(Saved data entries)
+--

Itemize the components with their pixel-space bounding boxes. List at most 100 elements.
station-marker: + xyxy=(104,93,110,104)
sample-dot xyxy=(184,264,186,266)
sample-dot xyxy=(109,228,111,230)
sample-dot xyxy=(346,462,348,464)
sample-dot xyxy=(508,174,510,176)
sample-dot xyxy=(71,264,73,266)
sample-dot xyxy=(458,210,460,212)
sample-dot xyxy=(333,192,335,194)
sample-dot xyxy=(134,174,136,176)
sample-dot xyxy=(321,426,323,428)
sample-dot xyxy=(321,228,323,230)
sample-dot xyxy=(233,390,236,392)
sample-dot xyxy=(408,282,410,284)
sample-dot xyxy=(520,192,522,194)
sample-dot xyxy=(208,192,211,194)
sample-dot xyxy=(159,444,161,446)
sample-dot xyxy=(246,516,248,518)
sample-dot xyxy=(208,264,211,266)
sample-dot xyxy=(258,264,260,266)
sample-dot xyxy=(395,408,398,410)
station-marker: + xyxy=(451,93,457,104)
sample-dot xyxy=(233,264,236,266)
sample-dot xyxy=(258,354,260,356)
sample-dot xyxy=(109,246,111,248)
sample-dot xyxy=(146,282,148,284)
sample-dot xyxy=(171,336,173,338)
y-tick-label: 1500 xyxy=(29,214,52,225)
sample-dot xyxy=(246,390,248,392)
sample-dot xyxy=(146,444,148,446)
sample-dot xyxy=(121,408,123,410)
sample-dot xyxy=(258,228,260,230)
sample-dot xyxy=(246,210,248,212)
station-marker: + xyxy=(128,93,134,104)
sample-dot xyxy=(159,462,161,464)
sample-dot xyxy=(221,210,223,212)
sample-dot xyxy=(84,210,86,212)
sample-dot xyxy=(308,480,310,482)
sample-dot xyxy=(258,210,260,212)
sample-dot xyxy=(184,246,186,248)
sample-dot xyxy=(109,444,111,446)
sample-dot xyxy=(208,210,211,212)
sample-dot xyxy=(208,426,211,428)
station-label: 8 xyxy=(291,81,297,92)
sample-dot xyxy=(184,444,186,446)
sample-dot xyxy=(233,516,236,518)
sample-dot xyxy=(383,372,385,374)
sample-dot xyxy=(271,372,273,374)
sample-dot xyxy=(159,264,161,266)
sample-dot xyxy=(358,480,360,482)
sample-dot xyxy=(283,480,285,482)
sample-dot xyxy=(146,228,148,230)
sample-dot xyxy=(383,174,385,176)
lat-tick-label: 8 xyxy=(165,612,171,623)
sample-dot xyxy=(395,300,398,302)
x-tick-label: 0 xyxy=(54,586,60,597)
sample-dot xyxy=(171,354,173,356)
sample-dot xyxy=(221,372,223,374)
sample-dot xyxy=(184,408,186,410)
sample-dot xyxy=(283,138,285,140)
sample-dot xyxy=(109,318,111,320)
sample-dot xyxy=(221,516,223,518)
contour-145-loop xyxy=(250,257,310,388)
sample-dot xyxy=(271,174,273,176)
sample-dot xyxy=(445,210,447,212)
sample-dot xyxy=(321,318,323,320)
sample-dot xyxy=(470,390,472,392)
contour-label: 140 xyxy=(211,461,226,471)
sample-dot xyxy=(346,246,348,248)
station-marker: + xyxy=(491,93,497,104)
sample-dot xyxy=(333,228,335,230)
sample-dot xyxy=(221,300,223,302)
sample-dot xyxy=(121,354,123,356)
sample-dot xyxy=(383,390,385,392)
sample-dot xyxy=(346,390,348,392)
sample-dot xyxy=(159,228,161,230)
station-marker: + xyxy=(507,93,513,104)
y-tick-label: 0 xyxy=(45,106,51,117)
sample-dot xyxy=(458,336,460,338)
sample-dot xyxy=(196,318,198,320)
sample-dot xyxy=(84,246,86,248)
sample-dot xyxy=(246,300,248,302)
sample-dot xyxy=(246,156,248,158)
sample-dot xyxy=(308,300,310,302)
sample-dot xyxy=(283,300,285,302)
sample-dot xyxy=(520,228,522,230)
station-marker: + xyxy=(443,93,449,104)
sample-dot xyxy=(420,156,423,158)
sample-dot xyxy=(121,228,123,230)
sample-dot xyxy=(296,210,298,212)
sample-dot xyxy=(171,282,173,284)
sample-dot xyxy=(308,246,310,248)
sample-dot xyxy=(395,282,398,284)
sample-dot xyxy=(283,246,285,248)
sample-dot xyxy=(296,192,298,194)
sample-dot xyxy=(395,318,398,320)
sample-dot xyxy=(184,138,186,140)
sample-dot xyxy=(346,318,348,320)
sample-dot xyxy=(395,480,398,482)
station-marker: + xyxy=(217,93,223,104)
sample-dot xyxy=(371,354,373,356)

+--

> _Task description_:
Edit the records from their start through the line containing "sample-dot xyxy=(333,192,335,194)", inclusive, so that "sample-dot" becomes "sample-point" and nothing else changes, and give only those lines.

> _Reply_:
Itemize the components with their pixel-space bounding boxes. List at most 100 elements.
station-marker: + xyxy=(104,93,110,104)
sample-point xyxy=(184,264,186,266)
sample-point xyxy=(109,228,111,230)
sample-point xyxy=(346,462,348,464)
sample-point xyxy=(508,174,510,176)
sample-point xyxy=(71,264,73,266)
sample-point xyxy=(458,210,460,212)
sample-point xyxy=(333,192,335,194)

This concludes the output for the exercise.